◆ **Task directions**
Find each line with the string "大数据选品" and report it.

◆ **Material to process**
**********
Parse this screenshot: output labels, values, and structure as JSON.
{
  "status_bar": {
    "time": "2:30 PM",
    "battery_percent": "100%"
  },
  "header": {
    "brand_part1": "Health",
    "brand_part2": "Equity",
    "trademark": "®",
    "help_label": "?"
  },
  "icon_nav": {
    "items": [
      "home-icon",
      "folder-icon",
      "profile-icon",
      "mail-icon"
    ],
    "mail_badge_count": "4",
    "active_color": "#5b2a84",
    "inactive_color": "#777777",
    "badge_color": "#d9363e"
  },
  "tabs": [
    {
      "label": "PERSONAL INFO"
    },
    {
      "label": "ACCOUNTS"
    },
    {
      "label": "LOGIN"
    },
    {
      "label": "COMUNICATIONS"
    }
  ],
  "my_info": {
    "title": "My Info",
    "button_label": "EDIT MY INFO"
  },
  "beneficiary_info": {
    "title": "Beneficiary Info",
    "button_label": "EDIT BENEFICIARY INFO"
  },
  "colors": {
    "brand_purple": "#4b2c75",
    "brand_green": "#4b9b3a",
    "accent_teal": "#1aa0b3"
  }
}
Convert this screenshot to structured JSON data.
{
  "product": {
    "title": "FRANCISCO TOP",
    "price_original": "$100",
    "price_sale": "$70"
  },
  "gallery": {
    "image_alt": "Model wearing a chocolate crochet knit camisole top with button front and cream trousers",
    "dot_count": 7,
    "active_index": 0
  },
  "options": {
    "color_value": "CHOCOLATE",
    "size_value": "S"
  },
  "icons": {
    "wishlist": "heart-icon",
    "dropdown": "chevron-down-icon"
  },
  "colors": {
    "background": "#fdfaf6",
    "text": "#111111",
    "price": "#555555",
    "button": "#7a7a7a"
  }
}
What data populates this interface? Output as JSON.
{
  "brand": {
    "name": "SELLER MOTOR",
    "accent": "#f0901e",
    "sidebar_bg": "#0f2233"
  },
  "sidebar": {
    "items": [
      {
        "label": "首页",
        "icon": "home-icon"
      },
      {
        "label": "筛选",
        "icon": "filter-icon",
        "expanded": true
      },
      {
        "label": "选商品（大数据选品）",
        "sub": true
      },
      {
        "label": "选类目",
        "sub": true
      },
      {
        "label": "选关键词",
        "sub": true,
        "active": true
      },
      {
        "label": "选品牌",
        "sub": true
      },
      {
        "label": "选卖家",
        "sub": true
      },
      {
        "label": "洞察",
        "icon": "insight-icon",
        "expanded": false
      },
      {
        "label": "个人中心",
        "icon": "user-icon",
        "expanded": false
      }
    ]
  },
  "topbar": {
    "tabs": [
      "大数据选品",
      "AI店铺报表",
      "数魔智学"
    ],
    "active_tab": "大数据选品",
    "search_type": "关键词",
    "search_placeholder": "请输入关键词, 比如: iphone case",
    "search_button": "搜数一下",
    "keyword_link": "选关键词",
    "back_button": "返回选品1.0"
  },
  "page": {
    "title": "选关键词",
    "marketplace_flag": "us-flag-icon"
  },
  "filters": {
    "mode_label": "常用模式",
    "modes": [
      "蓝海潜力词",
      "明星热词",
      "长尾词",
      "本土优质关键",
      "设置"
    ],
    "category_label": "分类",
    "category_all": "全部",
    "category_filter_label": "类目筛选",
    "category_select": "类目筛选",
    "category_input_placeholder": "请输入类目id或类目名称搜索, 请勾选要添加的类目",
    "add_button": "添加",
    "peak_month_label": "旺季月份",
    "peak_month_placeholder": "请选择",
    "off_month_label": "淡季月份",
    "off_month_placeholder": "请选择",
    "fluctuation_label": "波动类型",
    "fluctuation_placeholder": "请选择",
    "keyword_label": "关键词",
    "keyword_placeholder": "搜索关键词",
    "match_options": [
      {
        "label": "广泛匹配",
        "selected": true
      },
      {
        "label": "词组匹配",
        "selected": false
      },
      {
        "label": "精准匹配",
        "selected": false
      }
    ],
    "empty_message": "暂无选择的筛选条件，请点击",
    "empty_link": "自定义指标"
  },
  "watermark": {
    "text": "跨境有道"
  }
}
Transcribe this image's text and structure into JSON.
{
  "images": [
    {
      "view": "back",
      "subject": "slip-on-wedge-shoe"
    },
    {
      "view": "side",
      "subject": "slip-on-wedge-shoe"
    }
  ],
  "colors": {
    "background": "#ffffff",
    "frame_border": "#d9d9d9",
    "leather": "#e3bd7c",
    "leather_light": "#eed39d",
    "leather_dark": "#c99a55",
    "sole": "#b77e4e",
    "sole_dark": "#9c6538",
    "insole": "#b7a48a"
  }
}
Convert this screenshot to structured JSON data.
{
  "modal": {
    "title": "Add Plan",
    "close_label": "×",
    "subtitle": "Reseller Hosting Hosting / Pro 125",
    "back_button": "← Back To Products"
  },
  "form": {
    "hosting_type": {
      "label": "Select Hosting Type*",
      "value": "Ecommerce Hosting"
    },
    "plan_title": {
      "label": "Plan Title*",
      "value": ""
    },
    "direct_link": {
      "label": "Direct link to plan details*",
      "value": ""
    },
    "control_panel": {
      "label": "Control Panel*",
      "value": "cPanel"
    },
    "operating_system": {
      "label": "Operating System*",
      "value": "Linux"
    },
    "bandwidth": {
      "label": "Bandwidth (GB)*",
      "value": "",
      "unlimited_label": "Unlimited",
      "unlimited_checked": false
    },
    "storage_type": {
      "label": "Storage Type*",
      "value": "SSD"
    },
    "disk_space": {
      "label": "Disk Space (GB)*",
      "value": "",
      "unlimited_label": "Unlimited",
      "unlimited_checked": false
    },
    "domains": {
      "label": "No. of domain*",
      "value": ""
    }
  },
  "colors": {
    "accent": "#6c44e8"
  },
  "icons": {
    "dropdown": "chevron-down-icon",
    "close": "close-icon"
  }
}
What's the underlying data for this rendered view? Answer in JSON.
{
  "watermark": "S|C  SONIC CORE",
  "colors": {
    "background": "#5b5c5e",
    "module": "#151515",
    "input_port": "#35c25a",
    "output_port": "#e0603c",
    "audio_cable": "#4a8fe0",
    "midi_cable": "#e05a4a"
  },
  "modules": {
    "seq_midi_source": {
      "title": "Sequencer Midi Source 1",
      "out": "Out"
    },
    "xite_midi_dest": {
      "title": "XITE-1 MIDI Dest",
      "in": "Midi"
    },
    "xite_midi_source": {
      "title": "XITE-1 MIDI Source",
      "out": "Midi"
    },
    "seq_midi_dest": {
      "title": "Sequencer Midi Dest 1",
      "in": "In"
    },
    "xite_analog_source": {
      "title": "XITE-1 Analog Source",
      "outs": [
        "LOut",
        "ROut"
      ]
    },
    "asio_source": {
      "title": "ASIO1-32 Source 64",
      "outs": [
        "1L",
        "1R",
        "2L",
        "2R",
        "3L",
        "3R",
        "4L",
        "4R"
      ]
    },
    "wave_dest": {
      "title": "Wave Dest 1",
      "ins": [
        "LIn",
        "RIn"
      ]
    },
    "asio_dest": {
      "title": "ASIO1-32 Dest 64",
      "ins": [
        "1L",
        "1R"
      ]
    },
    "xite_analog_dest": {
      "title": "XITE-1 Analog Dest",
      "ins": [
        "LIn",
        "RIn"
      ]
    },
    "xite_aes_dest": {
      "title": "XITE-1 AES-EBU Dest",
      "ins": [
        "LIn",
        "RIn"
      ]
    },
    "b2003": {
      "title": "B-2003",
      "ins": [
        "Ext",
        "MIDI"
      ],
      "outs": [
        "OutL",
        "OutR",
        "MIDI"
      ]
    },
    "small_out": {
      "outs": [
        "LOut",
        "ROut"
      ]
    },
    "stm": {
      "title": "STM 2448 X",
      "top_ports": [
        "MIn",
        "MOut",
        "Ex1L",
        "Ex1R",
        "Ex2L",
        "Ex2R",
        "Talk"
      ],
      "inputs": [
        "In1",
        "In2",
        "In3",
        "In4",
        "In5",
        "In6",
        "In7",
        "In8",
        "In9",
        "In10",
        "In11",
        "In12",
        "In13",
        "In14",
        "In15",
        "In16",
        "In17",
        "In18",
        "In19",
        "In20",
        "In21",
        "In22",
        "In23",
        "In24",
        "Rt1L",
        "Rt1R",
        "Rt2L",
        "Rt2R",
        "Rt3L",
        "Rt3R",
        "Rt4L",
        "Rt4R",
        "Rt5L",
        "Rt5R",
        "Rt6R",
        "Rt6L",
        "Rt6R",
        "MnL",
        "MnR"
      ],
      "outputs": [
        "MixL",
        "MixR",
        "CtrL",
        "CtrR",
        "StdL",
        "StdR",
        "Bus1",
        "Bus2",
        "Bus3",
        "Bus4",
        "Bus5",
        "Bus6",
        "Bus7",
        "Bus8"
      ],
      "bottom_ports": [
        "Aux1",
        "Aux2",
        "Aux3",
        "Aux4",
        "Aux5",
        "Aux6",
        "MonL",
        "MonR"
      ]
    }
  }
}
**********
◆ **Complete output**
        "label": "选商品（大数据选品）",
      "大数据选品",
    "active_tab": "大数据选品",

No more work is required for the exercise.